◆ Raw records ◆

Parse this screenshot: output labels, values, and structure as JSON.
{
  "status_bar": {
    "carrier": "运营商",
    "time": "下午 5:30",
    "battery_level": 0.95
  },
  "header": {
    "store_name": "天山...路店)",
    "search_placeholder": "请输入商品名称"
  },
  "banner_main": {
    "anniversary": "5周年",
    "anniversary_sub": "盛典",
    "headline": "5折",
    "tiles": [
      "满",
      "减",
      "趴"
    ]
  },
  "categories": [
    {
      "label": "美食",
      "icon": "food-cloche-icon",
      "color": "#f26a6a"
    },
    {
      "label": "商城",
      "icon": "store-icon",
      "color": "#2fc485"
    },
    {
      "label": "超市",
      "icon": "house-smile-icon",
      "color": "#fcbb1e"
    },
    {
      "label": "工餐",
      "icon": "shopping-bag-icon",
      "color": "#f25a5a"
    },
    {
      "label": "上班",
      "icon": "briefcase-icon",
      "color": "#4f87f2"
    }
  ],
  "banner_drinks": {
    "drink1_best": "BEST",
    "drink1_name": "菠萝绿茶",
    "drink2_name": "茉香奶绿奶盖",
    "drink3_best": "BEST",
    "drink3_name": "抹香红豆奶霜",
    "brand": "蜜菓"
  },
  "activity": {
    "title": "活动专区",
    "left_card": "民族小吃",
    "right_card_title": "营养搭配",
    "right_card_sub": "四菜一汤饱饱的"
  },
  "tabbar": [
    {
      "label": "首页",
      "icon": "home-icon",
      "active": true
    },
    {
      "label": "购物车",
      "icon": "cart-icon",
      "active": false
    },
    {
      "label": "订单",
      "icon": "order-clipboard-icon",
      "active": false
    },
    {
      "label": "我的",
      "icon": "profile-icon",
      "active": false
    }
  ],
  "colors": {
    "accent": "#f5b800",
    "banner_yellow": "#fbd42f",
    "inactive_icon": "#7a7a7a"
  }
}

...

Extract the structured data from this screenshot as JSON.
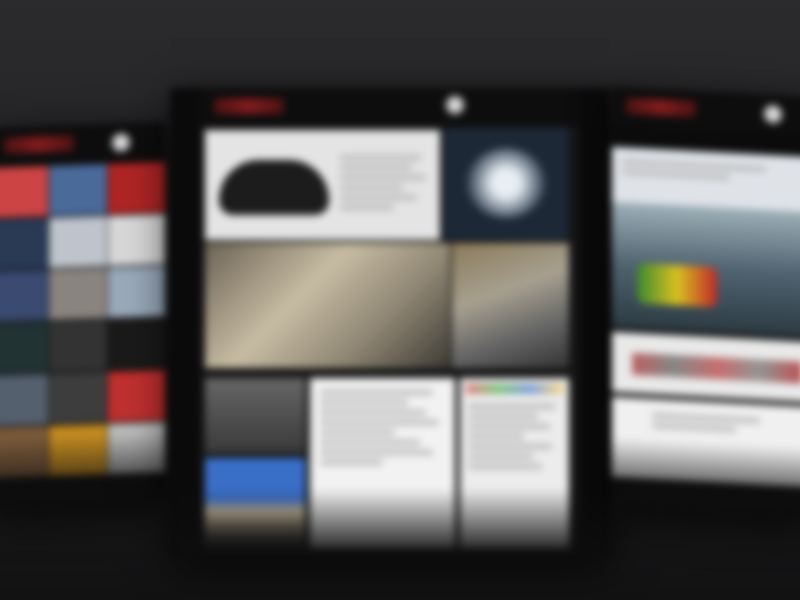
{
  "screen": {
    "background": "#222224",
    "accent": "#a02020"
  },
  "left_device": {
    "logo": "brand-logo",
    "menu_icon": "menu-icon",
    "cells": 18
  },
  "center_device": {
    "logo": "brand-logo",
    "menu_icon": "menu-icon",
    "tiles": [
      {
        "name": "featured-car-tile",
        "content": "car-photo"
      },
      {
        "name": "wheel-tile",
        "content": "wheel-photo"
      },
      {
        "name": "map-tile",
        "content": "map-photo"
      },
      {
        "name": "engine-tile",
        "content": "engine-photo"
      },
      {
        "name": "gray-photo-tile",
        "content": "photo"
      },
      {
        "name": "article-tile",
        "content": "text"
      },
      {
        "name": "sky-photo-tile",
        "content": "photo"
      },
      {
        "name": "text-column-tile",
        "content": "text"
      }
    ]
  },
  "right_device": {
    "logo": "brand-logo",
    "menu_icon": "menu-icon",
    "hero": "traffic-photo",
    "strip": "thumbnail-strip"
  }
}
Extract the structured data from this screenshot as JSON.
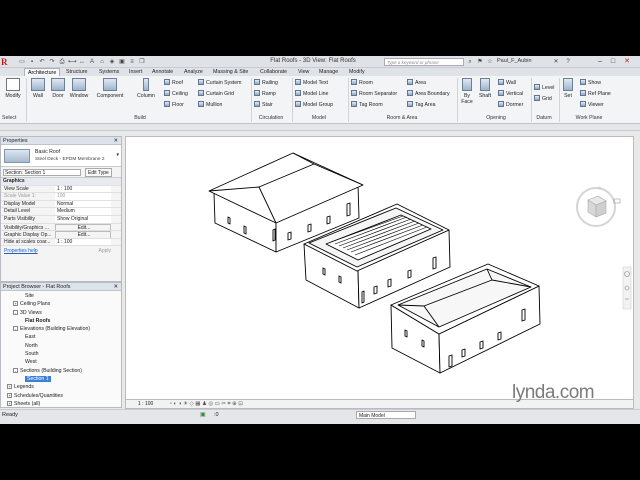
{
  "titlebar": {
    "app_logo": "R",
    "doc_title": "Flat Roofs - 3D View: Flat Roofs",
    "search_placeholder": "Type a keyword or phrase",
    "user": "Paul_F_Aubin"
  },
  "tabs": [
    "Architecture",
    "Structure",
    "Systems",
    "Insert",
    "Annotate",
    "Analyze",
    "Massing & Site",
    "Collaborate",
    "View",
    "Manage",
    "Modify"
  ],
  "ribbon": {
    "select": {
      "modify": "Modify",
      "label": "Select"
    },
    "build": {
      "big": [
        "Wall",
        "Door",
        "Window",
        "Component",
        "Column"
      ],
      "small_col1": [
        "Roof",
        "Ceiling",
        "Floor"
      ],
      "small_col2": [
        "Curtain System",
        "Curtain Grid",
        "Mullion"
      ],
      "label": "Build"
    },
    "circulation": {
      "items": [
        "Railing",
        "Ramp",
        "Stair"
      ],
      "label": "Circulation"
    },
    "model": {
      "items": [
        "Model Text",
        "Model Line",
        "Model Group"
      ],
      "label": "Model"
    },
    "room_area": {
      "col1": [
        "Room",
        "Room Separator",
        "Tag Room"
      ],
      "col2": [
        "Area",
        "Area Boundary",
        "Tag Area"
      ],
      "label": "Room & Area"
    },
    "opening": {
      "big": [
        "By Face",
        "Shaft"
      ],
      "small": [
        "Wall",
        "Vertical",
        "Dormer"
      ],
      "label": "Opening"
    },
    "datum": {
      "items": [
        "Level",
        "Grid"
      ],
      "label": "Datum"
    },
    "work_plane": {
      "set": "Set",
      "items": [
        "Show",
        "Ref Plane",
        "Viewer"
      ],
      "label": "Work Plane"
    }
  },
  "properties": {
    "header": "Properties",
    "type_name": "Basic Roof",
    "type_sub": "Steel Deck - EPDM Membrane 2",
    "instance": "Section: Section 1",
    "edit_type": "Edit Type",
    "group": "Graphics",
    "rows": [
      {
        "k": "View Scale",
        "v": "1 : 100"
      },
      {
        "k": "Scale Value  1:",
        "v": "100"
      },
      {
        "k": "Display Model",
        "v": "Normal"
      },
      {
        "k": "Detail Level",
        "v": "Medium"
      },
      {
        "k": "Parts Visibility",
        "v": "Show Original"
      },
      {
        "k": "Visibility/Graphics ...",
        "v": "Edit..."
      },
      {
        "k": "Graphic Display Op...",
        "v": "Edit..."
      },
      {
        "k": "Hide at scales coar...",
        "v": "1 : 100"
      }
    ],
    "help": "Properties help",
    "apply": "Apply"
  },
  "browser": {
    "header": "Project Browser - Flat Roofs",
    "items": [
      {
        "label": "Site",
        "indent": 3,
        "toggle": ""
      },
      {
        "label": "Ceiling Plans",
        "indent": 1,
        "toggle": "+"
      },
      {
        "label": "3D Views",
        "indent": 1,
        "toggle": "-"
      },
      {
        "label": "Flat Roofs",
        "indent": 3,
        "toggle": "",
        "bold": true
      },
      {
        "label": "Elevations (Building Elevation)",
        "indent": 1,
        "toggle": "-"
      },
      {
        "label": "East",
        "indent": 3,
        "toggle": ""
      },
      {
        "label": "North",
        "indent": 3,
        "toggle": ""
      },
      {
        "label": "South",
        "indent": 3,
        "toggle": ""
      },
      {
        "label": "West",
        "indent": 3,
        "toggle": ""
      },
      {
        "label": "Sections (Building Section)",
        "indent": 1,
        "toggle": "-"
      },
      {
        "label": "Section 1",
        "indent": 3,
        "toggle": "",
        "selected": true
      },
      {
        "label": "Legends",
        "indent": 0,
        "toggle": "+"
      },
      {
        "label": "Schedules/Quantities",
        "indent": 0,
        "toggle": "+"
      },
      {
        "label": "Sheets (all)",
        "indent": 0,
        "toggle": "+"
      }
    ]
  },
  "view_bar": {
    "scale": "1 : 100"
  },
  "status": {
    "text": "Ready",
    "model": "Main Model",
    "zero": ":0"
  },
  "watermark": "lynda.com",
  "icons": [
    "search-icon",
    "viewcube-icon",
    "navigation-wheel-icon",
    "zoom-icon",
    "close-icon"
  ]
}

◆ WHAT THE TASK REQUIRES ◆
Report how many lines of the preceding records include "content". Output the number only.

◆ RESPONSE TO THIS TASK ◆
8